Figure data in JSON
——

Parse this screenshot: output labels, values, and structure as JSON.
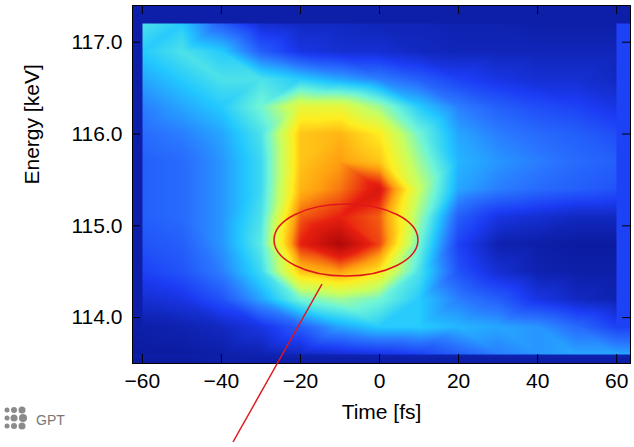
{
  "chart_data": {
    "type": "heatmap",
    "xlabel": "Time [fs]",
    "ylabel": "Energy [keV]",
    "xlim": [
      -62.5,
      63.5
    ],
    "ylim": [
      113.5,
      117.4
    ],
    "xticks": [
      -60,
      -40,
      -20,
      0,
      20,
      40,
      60
    ],
    "yticks": [
      114,
      115,
      116,
      117
    ],
    "x": [
      -60,
      -50,
      -40,
      -30,
      -20,
      -10,
      0,
      10,
      20,
      30,
      40,
      50,
      60
    ],
    "y": [
      113.6,
      113.9,
      114.2,
      114.5,
      114.8,
      115.1,
      115.4,
      115.7,
      116.0,
      116.3,
      116.6,
      116.9,
      117.2
    ],
    "cells": [
      [
        0.04,
        0.04,
        0.05,
        0.06,
        0.08,
        0.1,
        0.12,
        0.15,
        0.2,
        0.25,
        0.28,
        0.3,
        0.3
      ],
      [
        0.05,
        0.06,
        0.08,
        0.12,
        0.2,
        0.3,
        0.35,
        0.35,
        0.32,
        0.3,
        0.28,
        0.22,
        0.15
      ],
      [
        0.1,
        0.12,
        0.18,
        0.3,
        0.45,
        0.5,
        0.45,
        0.35,
        0.25,
        0.2,
        0.12,
        0.08,
        0.06
      ],
      [
        0.15,
        0.18,
        0.25,
        0.38,
        0.7,
        0.75,
        0.65,
        0.4,
        0.18,
        0.1,
        0.06,
        0.05,
        0.05
      ],
      [
        0.18,
        0.2,
        0.28,
        0.42,
        0.85,
        0.95,
        0.82,
        0.45,
        0.15,
        0.06,
        0.05,
        0.04,
        0.04
      ],
      [
        0.2,
        0.22,
        0.28,
        0.4,
        0.8,
        0.85,
        0.8,
        0.5,
        0.2,
        0.12,
        0.1,
        0.08,
        0.08
      ],
      [
        0.2,
        0.22,
        0.28,
        0.38,
        0.72,
        0.78,
        0.88,
        0.55,
        0.3,
        0.25,
        0.22,
        0.2,
        0.18
      ],
      [
        0.2,
        0.22,
        0.28,
        0.38,
        0.7,
        0.75,
        0.7,
        0.5,
        0.32,
        0.28,
        0.25,
        0.22,
        0.2
      ],
      [
        0.22,
        0.25,
        0.3,
        0.4,
        0.7,
        0.72,
        0.65,
        0.45,
        0.3,
        0.25,
        0.22,
        0.2,
        0.17
      ],
      [
        0.25,
        0.3,
        0.35,
        0.45,
        0.6,
        0.6,
        0.5,
        0.35,
        0.25,
        0.2,
        0.17,
        0.15,
        0.12
      ],
      [
        0.3,
        0.35,
        0.4,
        0.4,
        0.35,
        0.3,
        0.25,
        0.2,
        0.15,
        0.12,
        0.1,
        0.1,
        0.08
      ],
      [
        0.35,
        0.4,
        0.35,
        0.2,
        0.12,
        0.1,
        0.1,
        0.08,
        0.07,
        0.07,
        0.07,
        0.07,
        0.07
      ],
      [
        0.4,
        0.35,
        0.2,
        0.1,
        0.08,
        0.08,
        0.07,
        0.07,
        0.06,
        0.06,
        0.05,
        0.05,
        0.05
      ]
    ],
    "annotations": [
      {
        "text": "GPT"
      }
    ]
  }
}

——

* WHAT TO PRODUCE:
Transcribe the records above exactly, omitting every picture they contain.

* RESULT FOR THIS TASK:
Parse this screenshot: output labels, values, and structure as JSON.
{
  "chart_data": {
    "type": "heatmap",
    "xlabel": "Time [fs]",
    "ylabel": "Energy [keV]",
    "xlim": [
      -62.5,
      63.5
    ],
    "ylim": [
      113.5,
      117.4
    ],
    "xticks": [
      -60,
      -40,
      -20,
      0,
      20,
      40,
      60
    ],
    "yticks": [
      114,
      115,
      116,
      117
    ],
    "x": [
      -60,
      -50,
      -40,
      -30,
      -20,
      -10,
      0,
      10,
      20,
      30,
      40,
      50,
      60
    ],
    "y": [
      113.6,
      113.9,
      114.2,
      114.5,
      114.8,
      115.1,
      115.4,
      115.7,
      116.0,
      116.3,
      116.6,
      116.9,
      117.2
    ],
    "cells": [
      [
        0.04,
        0.04,
        0.05,
        0.06,
        0.08,
        0.1,
        0.12,
        0.15,
        0.2,
        0.25,
        0.28,
        0.3,
        0.3
      ],
      [
        0.05,
        0.06,
        0.08,
        0.12,
        0.2,
        0.3,
        0.35,
        0.35,
        0.32,
        0.3,
        0.28,
        0.22,
        0.15
      ],
      [
        0.1,
        0.12,
        0.18,
        0.3,
        0.45,
        0.5,
        0.45,
        0.35,
        0.25,
        0.2,
        0.12,
        0.08,
        0.06
      ],
      [
        0.15,
        0.18,
        0.25,
        0.38,
        0.7,
        0.75,
        0.65,
        0.4,
        0.18,
        0.1,
        0.06,
        0.05,
        0.05
      ],
      [
        0.18,
        0.2,
        0.28,
        0.42,
        0.85,
        0.95,
        0.82,
        0.45,
        0.15,
        0.06,
        0.05,
        0.04,
        0.04
      ],
      [
        0.2,
        0.22,
        0.28,
        0.4,
        0.8,
        0.85,
        0.8,
        0.5,
        0.2,
        0.12,
        0.1,
        0.08,
        0.08
      ],
      [
        0.2,
        0.22,
        0.28,
        0.38,
        0.72,
        0.78,
        0.88,
        0.55,
        0.3,
        0.25,
        0.22,
        0.2,
        0.18
      ],
      [
        0.2,
        0.22,
        0.28,
        0.38,
        0.7,
        0.75,
        0.7,
        0.5,
        0.32,
        0.28,
        0.25,
        0.22,
        0.2
      ],
      [
        0.22,
        0.25,
        0.3,
        0.4,
        0.7,
        0.72,
        0.65,
        0.45,
        0.3,
        0.25,
        0.22,
        0.2,
        0.17
      ],
      [
        0.25,
        0.3,
        0.35,
        0.45,
        0.6,
        0.6,
        0.5,
        0.35,
        0.25,
        0.2,
        0.17,
        0.15,
        0.12
      ],
      [
        0.3,
        0.35,
        0.4,
        0.4,
        0.35,
        0.3,
        0.25,
        0.2,
        0.15,
        0.12,
        0.1,
        0.1,
        0.08
      ],
      [
        0.35,
        0.4,
        0.35,
        0.2,
        0.12,
        0.1,
        0.1,
        0.08,
        0.07,
        0.07,
        0.07,
        0.07,
        0.07
      ],
      [
        0.4,
        0.35,
        0.2,
        0.1,
        0.08,
        0.08,
        0.07,
        0.07,
        0.06,
        0.06,
        0.05,
        0.05,
        0.05
      ]
    ],
    "annotations": [
      {
        "text": "GPT"
      }
    ]
  }
}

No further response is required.